• CONSIGNE: Indiquez, d'après l'extrait retenu, à quelle agence certains secteurs concernés ont transféré une partie de leurs contributions financières.
━━ EXTRAIT RETENU
Le rapport ajoute que devant le non-respect des engagements et le retard évident dans le lancement des projets, certains secteurs concernés ont transféré une partie de leurs contributions financières à l’Agence de développement des provinces du Nord comme moyen de se dérober à leurs responsabilités.

Et eu égard à l’importance de ce programme de développement, et à la multiplication des intervenants, il était nécessaire que le gouvernement et la commission ministérielle du suivi assument la mission de supervision directe, à l’initiative du ministère de l’Intérieur, notamment durant sa phase de lancement.

S’agissant de l’exécution des projets programmés, il a été constaté un grand retard dans le lancement des projets, pis encore la grande majorité de ces projets n’avait même pas été lancée, avec l’absence d’initiatives concrètes de la part de certains intervenants concernés pour leur lancement effectif.

– De par les prérogatives constitutionnelles de Sa Majesté le Roi en tant que garant des droits des citoyens et protecteur de leurs intérêts;

– En application des dispositions de l’article 1 de la constitution, notamment dans son alinéa 2, relatif à la corrélation entre la responsabilité et la reddition des comptes ;

– Se basant sur les différents rapports soumis à la Haute appréciation du Souverain par l’Inspection générale de l’administration territoriale, l’Inspection générale des finances et la Cour des Comptes et après détermination des responsabilités, de manière claire et précise, prenant en considération le degré de manquement dans l’exercice de la responsabilité, SM le Roi, que Dieu L’assiste, a décidé un ensemble de mesures et sanctions à l’encontre de plusieurs ministres et hauts responsables.
━━━━
━━ DONNÉES AFFICHÉES
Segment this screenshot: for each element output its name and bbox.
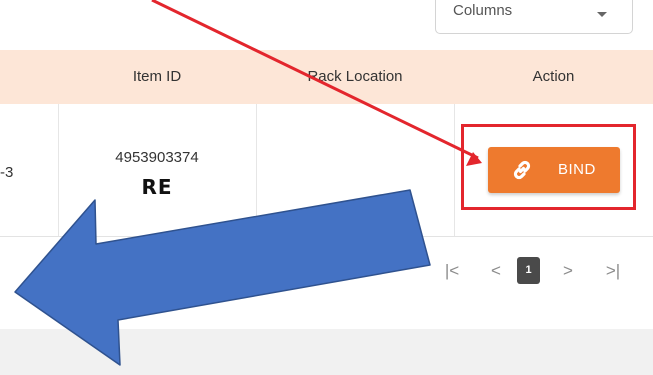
━━━━
• RÉPONSE: À l'Agence de développement des provinces du Nord.